Data listing

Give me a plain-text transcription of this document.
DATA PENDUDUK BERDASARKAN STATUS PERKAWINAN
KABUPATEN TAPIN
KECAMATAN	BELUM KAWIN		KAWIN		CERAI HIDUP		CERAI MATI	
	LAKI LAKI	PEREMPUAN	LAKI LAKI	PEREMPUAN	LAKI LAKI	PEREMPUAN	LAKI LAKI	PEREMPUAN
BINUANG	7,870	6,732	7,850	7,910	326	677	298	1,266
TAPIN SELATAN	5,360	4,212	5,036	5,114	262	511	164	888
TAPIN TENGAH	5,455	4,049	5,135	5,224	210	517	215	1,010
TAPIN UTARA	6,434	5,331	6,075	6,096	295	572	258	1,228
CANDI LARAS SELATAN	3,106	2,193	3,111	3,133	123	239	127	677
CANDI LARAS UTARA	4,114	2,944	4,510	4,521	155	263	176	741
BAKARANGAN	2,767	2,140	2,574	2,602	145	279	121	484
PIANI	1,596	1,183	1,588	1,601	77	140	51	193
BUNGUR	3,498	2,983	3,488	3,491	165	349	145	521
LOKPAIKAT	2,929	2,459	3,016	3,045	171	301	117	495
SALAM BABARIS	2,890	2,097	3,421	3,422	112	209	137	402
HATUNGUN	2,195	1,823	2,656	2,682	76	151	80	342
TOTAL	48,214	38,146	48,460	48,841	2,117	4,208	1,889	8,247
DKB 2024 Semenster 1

* * *

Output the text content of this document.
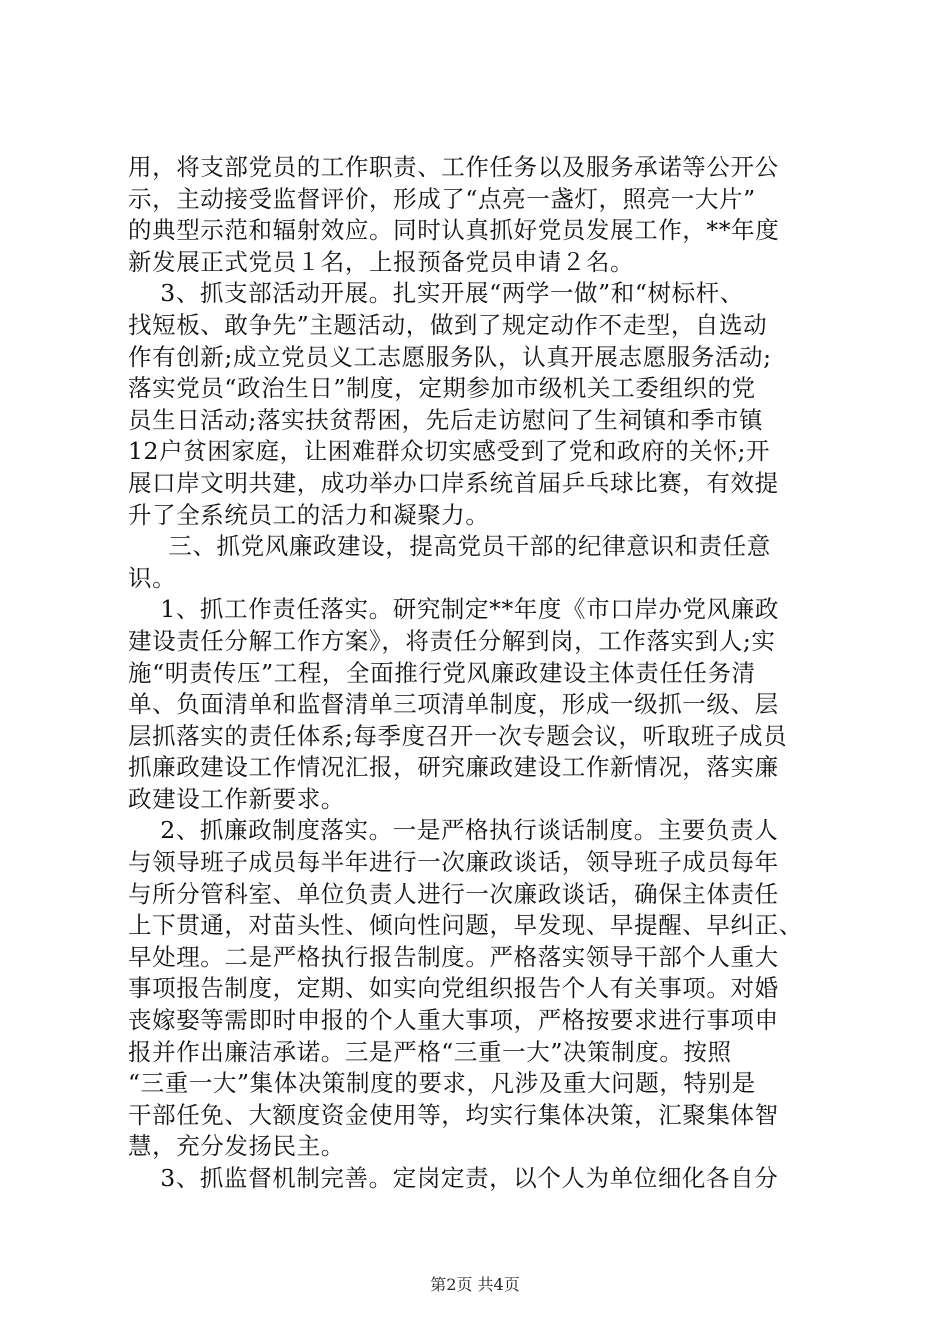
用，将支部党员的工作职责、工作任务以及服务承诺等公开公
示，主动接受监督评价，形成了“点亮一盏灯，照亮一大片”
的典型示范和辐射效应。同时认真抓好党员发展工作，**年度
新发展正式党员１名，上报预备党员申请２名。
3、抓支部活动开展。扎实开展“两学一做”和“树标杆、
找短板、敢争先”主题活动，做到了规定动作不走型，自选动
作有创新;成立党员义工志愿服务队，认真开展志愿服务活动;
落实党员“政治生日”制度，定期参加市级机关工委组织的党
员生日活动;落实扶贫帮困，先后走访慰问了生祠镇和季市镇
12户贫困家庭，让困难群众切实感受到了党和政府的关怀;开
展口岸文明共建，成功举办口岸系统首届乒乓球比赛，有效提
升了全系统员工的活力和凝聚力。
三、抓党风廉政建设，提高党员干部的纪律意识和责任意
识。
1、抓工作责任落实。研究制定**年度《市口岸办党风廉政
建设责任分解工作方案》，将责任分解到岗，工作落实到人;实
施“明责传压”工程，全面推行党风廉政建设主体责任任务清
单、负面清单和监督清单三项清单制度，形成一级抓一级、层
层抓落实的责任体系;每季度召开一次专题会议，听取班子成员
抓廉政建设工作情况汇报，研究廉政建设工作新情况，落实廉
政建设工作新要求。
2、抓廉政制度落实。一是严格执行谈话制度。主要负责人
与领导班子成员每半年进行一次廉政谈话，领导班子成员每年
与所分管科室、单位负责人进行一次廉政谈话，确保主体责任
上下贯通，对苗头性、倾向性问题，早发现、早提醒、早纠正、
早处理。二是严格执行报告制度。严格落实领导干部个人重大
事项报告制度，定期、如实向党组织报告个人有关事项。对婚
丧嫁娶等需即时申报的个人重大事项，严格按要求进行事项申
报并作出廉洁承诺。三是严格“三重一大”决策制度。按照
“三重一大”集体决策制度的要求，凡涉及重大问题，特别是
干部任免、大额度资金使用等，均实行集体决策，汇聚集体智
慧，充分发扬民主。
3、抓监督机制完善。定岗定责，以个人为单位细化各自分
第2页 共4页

--

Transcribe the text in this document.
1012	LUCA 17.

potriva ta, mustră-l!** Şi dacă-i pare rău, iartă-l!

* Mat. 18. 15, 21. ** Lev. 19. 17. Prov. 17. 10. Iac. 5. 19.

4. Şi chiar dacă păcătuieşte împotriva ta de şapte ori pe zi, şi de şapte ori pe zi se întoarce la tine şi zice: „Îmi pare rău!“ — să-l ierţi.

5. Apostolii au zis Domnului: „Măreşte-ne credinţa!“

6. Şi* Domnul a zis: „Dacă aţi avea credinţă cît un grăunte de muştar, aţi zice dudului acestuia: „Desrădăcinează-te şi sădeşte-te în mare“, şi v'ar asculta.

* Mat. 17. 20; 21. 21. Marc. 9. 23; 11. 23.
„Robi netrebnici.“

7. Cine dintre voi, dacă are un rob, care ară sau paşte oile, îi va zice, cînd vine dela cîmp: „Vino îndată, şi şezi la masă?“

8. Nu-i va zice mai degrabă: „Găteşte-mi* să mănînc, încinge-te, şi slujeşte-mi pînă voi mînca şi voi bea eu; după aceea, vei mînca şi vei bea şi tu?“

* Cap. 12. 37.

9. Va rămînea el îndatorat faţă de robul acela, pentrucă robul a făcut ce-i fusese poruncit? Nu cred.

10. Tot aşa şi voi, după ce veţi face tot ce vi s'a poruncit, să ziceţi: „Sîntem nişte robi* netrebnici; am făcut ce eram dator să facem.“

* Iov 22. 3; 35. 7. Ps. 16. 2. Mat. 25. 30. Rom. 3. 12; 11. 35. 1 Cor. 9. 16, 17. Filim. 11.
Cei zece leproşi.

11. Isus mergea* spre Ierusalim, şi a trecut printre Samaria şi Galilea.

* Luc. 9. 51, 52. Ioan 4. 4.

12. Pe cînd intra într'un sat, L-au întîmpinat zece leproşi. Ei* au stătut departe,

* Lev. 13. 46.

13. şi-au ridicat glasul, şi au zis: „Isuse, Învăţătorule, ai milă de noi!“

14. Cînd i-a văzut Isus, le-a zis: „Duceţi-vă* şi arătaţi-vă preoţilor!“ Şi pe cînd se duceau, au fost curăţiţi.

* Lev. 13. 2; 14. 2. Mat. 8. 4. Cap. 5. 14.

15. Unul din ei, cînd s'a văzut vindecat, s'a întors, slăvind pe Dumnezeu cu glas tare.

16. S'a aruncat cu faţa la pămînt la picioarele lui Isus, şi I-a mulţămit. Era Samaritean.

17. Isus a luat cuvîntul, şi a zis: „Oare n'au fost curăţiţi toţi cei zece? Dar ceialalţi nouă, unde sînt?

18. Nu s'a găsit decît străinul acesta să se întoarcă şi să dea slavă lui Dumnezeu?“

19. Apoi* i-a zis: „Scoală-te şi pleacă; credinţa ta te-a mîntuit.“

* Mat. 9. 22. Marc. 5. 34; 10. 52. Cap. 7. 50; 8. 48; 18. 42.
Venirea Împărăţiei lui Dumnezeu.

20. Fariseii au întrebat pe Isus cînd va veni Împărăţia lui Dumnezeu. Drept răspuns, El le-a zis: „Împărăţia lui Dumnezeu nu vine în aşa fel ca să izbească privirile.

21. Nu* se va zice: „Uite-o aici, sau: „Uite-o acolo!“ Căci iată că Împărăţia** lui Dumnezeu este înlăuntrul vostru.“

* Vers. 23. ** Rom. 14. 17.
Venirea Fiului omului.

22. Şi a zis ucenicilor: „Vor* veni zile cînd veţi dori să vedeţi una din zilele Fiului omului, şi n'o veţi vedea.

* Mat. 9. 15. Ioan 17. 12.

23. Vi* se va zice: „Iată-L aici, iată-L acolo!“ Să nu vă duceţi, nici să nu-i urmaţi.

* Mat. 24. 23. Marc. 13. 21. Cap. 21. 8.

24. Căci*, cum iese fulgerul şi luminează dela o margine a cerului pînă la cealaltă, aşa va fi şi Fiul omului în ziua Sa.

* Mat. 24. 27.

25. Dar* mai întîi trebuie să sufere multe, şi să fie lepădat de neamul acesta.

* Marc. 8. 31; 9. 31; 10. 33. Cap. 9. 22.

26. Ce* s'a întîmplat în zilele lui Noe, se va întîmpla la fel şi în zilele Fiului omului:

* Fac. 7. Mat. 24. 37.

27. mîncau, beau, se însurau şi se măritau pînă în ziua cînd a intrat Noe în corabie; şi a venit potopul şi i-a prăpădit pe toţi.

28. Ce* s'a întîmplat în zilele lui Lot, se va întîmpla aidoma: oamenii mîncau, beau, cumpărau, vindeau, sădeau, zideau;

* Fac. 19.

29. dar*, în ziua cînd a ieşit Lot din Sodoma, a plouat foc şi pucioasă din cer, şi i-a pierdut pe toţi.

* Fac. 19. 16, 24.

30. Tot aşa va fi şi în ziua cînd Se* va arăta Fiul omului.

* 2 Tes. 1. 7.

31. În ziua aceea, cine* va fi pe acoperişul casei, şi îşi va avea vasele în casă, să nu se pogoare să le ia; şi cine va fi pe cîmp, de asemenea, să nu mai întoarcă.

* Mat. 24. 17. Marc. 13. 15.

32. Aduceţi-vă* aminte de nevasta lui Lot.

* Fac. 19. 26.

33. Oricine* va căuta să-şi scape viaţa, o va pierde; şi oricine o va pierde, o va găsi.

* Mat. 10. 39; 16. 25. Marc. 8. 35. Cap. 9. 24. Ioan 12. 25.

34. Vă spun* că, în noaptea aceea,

## GOAL
Identify each line in the entries with the word "text" and copy it.

## WRITTEN RESPONSE
Give me a plain-text transcription of this document.
Output the text content of this document.
Transcribe the text in this document.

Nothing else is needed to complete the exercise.